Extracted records
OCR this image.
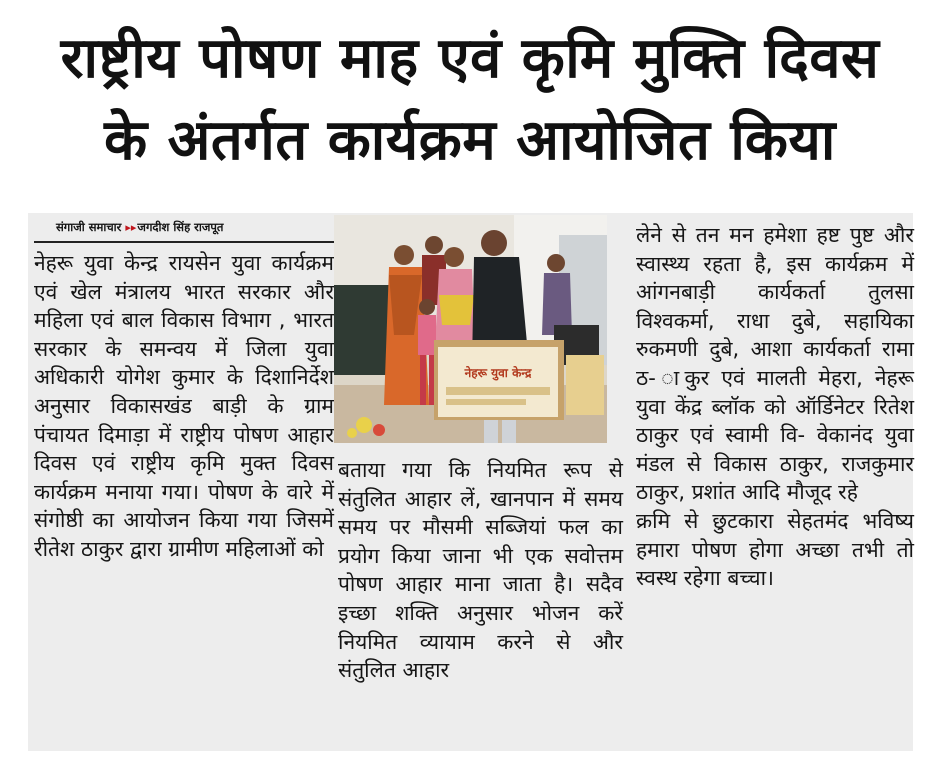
राष्ट्रीय पोषण माह एवं कृमि मुक्ति दिवस
के अंतर्गत कार्यक्रम आयोजित किया
संगाजी समाचार ▸▸जगदीश सिंह राजपूत

नेहरू युवा केन्द्र रायसेन युवा कार्यक्रम एवं खेल मंत्रालय भारत सरकार और महिला एवं बाल विकास विभाग , भारत सरकार के समन्वय में जिला युवा अधिकारी योगेश कुमार के दिशानिर्देश अनुसार विकासखंड बाड़ी के ग्राम पंचायत दिमाड़ा में राष्ट्रीय पोषण आहार दिवस एवं राष्ट्रीय कृमि मुक्त दिवस कार्यक्रम मनाया गया। पोषण के वारे में संगोष्ठी का आयोजन किया गया जिसमें रीतेश ठाकुर द्वारा ग्रामीण महिलाओं को

नेहरू युवा केन्द्र

बताया गया कि नियमित रूप से संतुलित आहार लें, खानपान में समय समय पर मौसमी सब्जियां फल का प्रयोग किया जाना भी एक सवोत्तम पोषण आहार माना जाता है। सदैव इच्छा शक्ति अनुसार भोजन करें नियमित व्यायाम करने से और संतुलित आहार

लेने से तन मन हमेशा हष्ट पुष्ट और स्वास्थ्य रहता है, इस कार्यक्रम में आंगनबाड़ी कार्यकर्ता तुलसा विश्वकर्मा, राधा दुबे, सहायिका रुकमणी दुबे, आशा कार्यकर्ता रामा ठ- ाकुर एवं मालती मेहरा, नेहरू युवा केंद्र ब्लॉक को ऑर्डिनेटर रितेश ठाकुर एवं स्वामी वि- वेकानंद युवा मंडल से विकास ठाकुर, राजकुमार ठाकुर, प्रशांत आदि मौजूद रहे

क्रमि से छुटकारा सेहतमंद भविष्य हमारा पोषण होगा अच्छा तभी तो स्वस्थ रहेगा बच्चा।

▶ _EXERCISE INSTRUCTIONS_: Print all entries exactly. The images do not belong in the copy.

▶ _RESPONSE BELOW_:
OCR this image.
राष्ट्रीय पोषण माह एवं कृमि मुक्ति दिवस
के अंतर्गत कार्यक्रम आयोजित किया
संगाजी समाचार ▸▸जगदीश सिंह राजपूत

नेहरू युवा केन्द्र रायसेन युवा कार्यक्रम एवं खेल मंत्रालय भारत सरकार और महिला एवं बाल विकास विभाग , भारत सरकार के समन्वय में जिला युवा अधिकारी योगेश कुमार के दिशानिर्देश अनुसार विकासखंड बाड़ी के ग्राम पंचायत दिमाड़ा में राष्ट्रीय पोषण आहार दिवस एवं राष्ट्रीय कृमि मुक्त दिवस कार्यक्रम मनाया गया। पोषण के वारे में संगोष्ठी का आयोजन किया गया जिसमें रीतेश ठाकुर द्वारा ग्रामीण महिलाओं को

नेहरू युवा केन्द्र

बताया गया कि नियमित रूप से संतुलित आहार लें, खानपान में समय समय पर मौसमी सब्जियां फल का प्रयोग किया जाना भी एक सवोत्तम पोषण आहार माना जाता है। सदैव इच्छा शक्ति अनुसार भोजन करें नियमित व्यायाम करने से और संतुलित आहार

लेने से तन मन हमेशा हष्ट पुष्ट और स्वास्थ्य रहता है, इस कार्यक्रम में आंगनबाड़ी कार्यकर्ता तुलसा विश्वकर्मा, राधा दुबे, सहायिका रुकमणी दुबे, आशा कार्यकर्ता रामा ठ- ाकुर एवं मालती मेहरा, नेहरू युवा केंद्र ब्लॉक को ऑर्डिनेटर रितेश ठाकुर एवं स्वामी वि- वेकानंद युवा मंडल से विकास ठाकुर, राजकुमार ठाकुर, प्रशांत आदि मौजूद रहे

क्रमि से छुटकारा सेहतमंद भविष्य हमारा पोषण होगा अच्छा तभी तो स्वस्थ रहेगा बच्चा।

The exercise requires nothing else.